Records to use:
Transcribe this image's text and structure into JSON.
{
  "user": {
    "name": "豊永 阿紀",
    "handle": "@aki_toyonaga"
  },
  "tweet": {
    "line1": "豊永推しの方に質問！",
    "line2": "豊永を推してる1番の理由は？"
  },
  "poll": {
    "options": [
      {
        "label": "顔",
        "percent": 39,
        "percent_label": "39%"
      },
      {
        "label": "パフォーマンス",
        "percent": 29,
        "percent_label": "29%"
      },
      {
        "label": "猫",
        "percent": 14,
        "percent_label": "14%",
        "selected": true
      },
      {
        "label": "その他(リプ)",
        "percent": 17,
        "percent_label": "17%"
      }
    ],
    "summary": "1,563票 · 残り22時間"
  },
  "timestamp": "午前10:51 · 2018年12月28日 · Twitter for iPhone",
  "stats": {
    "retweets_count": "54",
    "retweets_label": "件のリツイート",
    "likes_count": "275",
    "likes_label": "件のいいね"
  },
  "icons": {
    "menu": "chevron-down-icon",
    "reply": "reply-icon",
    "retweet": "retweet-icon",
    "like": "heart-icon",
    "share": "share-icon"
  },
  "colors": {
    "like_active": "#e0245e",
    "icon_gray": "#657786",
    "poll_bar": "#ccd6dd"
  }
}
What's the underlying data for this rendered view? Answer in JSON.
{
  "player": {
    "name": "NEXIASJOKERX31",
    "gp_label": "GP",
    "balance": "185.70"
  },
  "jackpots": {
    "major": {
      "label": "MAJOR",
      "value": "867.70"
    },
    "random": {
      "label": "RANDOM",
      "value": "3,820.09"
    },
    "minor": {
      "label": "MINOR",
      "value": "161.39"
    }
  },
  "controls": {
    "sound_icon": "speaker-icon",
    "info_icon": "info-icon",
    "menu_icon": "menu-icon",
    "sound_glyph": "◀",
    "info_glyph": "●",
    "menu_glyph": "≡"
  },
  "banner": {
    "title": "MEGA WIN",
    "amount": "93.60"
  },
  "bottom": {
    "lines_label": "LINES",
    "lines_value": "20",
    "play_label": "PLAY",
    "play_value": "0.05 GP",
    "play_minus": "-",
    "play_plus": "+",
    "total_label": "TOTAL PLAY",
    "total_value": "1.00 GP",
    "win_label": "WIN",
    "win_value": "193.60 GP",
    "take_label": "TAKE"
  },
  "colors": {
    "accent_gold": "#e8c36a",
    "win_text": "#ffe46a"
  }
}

Task to complete:
Copy out each record, keeping every word as it is.

Expected output:
Transcribe this image's text and structure into JSON.
{
  "user": {
    "name": "豊永 阿紀",
    "handle": "@aki_toyonaga"
  },
  "tweet": {
    "line1": "豊永推しの方に質問！",
    "line2": "豊永を推してる1番の理由は？"
  },
  "poll": {
    "options": [
      {
        "label": "顔",
        "percent": 39,
        "percent_label": "39%"
      },
      {
        "label": "パフォーマンス",
        "percent": 29,
        "percent_label": "29%"
      },
      {
        "label": "猫",
        "percent": 14,
        "percent_label": "14%",
        "selected": true
      },
      {
        "label": "その他(リプ)",
        "percent": 17,
        "percent_label": "17%"
      }
    ],
    "summary": "1,563票 · 残り22時間"
  },
  "timestamp": "午前10:51 · 2018年12月28日 · Twitter for iPhone",
  "stats": {
    "retweets_count": "54",
    "retweets_label": "件のリツイート",
    "likes_count": "275",
    "likes_label": "件のいいね"
  },
  "icons": {
    "menu": "chevron-down-icon",
    "reply": "reply-icon",
    "retweet": "retweet-icon",
    "like": "heart-icon",
    "share": "share-icon"
  },
  "colors": {
    "like_active": "#e0245e",
    "icon_gray": "#657786",
    "poll_bar": "#ccd6dd"
  }
}
What's the underlying data for this rendered view? Answer in JSON.
{
  "player": {
    "name": "NEXIASJOKERX31",
    "gp_label": "GP",
    "balance": "185.70"
  },
  "jackpots": {
    "major": {
      "label": "MAJOR",
      "value": "867.70"
    },
    "random": {
      "label": "RANDOM",
      "value": "3,820.09"
    },
    "minor": {
      "label": "MINOR",
      "value": "161.39"
    }
  },
  "controls": {
    "sound_icon": "speaker-icon",
    "info_icon": "info-icon",
    "menu_icon": "menu-icon",
    "sound_glyph": "◀",
    "info_glyph": "●",
    "menu_glyph": "≡"
  },
  "banner": {
    "title": "MEGA WIN",
    "amount": "93.60"
  },
  "bottom": {
    "lines_label": "LINES",
    "lines_value": "20",
    "play_label": "PLAY",
    "play_value": "0.05 GP",
    "play_minus": "-",
    "play_plus": "+",
    "total_label": "TOTAL PLAY",
    "total_value": "1.00 GP",
    "win_label": "WIN",
    "win_value": "193.60 GP",
    "take_label": "TAKE"
  },
  "colors": {
    "accent_gold": "#e8c36a",
    "win_text": "#ffe46a"
  }
}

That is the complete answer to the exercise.